Historically, the Group prepared its financial statements to the 
Saturday closest to its accounting reference date of 31 March. 
Following the Merger, the Group changed its accounting 
reference date to 30 April which was the accounting reference 
date of Dixons, but continues to draw up accounts to the 
nearest Saturday. Accordingly the comparative financial period 
is for the 13 months ended 2 May 2015. 

The Group’s income statement and segmental analysis identify 
separately Headline performance and Non-Headline items. 
Headline performance measures reflect adjustments to total 
performance measures. The directors consider ‘Headline’ 
performance measures to be a more accurate reflection of the 
ongoing trading performance of the Group and believe that 
these measures provide additional useful information for 
shareholders on the Group’s performance and are consistent 
with how business performance is measured internally.

Stored data entries
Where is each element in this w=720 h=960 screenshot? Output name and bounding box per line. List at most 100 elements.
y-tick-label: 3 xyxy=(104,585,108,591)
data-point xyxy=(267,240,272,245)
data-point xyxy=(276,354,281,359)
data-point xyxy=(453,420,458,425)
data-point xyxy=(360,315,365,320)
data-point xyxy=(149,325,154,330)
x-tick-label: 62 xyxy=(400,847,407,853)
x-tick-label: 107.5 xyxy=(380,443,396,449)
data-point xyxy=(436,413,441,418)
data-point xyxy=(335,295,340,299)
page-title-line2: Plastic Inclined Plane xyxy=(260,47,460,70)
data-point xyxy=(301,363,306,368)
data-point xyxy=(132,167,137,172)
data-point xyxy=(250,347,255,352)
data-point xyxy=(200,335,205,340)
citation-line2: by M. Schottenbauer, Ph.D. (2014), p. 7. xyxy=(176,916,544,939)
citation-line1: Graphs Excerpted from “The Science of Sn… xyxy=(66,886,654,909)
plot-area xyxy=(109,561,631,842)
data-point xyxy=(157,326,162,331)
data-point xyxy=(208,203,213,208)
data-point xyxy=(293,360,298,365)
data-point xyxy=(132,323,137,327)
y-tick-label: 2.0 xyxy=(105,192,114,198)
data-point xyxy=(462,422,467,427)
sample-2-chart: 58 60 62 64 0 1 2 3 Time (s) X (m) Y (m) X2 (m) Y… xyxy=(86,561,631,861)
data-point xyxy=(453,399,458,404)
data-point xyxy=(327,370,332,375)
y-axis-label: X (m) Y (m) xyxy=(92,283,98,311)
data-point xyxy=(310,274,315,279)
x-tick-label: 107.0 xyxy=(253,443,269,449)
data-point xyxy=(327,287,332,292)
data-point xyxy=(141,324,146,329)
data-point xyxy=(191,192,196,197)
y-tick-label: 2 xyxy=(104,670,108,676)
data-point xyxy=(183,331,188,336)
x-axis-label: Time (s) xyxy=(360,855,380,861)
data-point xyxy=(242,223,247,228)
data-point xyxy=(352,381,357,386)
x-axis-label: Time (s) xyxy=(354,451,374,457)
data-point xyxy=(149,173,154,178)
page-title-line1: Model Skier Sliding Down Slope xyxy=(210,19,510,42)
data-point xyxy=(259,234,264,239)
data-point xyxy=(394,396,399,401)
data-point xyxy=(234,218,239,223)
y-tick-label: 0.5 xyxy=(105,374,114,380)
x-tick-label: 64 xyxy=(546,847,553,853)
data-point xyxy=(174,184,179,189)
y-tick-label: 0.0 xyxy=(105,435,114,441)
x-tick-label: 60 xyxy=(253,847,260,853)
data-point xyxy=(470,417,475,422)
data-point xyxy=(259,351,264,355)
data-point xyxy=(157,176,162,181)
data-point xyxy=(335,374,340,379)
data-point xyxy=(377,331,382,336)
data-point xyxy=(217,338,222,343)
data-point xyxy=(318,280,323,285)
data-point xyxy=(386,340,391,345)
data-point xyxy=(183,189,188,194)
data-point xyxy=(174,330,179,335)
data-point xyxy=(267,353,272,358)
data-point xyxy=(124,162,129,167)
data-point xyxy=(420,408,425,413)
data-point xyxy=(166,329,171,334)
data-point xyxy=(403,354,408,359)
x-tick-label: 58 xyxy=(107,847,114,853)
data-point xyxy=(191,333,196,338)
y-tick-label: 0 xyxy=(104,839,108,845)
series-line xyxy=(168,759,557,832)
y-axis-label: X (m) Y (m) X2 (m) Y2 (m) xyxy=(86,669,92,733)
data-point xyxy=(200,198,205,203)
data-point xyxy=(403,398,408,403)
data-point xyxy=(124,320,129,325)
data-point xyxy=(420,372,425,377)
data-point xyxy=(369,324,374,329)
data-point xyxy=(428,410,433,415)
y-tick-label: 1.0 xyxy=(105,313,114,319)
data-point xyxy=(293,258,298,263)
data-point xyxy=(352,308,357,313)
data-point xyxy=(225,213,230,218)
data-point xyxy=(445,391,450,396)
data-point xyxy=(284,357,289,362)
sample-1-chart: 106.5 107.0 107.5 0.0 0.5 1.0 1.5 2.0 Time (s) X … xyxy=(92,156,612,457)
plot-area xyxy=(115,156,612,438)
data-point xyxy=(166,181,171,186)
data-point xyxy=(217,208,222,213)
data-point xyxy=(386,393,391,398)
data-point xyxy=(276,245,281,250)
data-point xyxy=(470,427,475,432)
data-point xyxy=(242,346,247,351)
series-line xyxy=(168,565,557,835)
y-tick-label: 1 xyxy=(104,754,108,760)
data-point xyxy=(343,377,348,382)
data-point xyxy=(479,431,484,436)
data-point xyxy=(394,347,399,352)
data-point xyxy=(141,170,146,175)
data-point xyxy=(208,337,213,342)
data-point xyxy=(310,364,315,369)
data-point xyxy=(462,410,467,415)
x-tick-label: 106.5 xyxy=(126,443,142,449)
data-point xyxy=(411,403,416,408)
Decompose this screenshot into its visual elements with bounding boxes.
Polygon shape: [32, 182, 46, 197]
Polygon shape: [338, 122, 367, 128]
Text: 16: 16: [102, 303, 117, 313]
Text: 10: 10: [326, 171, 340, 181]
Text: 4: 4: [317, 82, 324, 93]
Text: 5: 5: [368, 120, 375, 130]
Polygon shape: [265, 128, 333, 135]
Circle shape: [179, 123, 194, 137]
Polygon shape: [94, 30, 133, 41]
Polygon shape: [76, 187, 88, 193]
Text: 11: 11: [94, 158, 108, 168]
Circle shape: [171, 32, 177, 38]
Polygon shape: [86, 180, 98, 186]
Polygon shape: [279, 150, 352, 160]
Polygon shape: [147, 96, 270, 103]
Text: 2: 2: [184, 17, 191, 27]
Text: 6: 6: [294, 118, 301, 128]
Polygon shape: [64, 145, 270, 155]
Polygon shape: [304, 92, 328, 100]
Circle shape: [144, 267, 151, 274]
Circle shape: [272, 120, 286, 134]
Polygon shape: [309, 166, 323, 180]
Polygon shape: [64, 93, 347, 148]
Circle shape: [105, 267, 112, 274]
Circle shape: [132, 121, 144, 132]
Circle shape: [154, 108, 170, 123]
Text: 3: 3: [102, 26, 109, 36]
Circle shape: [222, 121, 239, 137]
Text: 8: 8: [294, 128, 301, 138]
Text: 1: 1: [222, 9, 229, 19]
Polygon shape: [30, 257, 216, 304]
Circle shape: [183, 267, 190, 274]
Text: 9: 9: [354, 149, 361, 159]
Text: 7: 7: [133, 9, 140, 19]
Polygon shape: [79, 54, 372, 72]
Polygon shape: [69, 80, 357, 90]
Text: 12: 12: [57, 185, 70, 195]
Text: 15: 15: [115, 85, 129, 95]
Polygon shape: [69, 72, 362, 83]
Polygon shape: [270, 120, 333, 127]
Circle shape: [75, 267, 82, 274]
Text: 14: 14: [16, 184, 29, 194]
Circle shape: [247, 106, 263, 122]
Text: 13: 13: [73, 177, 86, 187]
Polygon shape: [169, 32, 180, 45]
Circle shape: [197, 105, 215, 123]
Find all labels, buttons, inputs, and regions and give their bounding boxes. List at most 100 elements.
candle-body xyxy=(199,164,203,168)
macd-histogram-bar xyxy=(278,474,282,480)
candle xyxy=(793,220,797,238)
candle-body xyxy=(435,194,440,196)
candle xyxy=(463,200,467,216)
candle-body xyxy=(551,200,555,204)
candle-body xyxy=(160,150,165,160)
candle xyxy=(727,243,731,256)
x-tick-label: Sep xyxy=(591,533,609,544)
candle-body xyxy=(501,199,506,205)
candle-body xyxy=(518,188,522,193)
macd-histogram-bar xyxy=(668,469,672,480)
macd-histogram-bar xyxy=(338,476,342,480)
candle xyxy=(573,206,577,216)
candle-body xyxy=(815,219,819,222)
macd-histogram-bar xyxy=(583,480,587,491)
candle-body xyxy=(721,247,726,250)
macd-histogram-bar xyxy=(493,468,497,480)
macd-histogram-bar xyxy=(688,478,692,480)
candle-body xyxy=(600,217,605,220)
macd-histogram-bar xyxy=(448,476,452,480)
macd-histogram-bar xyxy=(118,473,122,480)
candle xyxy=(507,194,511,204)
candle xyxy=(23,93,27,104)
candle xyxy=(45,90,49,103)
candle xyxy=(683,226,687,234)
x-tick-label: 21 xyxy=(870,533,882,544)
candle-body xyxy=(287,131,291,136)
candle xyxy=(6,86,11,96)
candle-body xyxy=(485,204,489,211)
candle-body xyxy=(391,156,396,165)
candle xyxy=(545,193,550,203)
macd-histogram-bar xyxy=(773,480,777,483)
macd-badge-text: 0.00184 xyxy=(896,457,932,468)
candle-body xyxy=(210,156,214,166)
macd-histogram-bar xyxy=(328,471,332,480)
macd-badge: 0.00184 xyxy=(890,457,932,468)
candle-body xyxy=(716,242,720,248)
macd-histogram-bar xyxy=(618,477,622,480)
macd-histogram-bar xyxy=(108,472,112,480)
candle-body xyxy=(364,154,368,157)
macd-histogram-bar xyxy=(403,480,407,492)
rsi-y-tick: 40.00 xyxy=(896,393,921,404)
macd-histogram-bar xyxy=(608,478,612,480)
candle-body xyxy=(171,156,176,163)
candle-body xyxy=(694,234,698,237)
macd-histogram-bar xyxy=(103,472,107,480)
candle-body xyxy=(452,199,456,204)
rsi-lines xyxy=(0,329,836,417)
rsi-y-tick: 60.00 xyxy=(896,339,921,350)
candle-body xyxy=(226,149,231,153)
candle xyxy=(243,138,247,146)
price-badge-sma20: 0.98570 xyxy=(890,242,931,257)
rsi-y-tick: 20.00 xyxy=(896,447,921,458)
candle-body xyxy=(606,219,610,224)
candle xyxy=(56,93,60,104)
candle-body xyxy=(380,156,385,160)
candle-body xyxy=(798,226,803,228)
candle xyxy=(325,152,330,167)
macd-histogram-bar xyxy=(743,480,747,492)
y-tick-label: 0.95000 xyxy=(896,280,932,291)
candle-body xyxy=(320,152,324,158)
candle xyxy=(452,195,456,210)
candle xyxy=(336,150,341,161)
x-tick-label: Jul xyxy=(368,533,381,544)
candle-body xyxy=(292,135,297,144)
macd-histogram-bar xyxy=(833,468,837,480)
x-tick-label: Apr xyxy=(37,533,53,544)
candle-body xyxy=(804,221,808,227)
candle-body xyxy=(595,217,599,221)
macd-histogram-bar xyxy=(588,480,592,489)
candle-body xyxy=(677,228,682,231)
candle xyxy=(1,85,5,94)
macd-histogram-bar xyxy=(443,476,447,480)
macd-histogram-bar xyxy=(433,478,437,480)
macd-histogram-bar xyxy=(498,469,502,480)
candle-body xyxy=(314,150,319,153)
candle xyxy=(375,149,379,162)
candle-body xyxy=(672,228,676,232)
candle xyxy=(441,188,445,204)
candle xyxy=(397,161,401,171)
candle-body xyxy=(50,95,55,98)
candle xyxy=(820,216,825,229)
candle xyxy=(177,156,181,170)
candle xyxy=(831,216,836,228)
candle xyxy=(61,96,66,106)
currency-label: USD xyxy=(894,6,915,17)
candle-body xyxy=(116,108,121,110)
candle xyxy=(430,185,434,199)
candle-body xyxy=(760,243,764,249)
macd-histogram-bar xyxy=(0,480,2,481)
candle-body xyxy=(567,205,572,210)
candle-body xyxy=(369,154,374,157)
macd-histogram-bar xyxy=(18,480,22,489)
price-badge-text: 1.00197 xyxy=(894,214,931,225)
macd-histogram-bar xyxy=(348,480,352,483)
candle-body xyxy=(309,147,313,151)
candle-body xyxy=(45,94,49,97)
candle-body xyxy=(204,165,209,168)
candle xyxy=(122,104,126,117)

Check your understanding
(1) Edit the financial reporting passage starting with "Headline performance measures" and going on through "is measured internally.", writing that part out again with "board" in place of "directors".
(2) Resume the passage on the Group's accounting periods and Headline performance measures from the point where it ends.

Exercise responses
(1)
Headline performance measures reflect adjustments to total 
performance measures. The board consider ‘Headline’ 
performance measures to be a more accurate reflection of the 
ongoing trading performance of the Group and believe that 
these measures provide additional useful information for 
shareholders on the Group’s performance and are consistent 
with how business performance is measured internally.

(2)
Headline results are stated before the results of discontinued 
operations or exited / to be exited businesses, amortisation of 
acquisition intangibles, acquisition related costs, any 
exceptional items considered so one-off and material that they 
distort underlying performance (such as reorganisation costs, 
impairment charges, property rationalisation costs and other 
non-recurring charges) and net pension interest costs. 
Businesses exited or to be exited are those which the Group 
has exited or committed to or commenced to exit through 
disposal or closure but do not meet the definition of 
discontinued operations as stipulated by IFRS and are material 
to the results and operations of the Group. 

Non-Headline items in the current and prior period comprise 
amortisation of acquisition intangibles, Merger integration and 
transaction costs, property rationalisation costs, acquisition 
related costs, net interest on defined benefit pension schemes 
and discontinued operations (comprising Virgin Mobile France 
and Phone House operations in Germany, the Netherlands and 
Portugal). A reconciliation of Headline profit and losses to total 
profits and losses is shown in note 2. Items excluded from 
Headline results can evolve from one financial year to the next 
depending on the nature of exceptional items or one-off type 
activities described above.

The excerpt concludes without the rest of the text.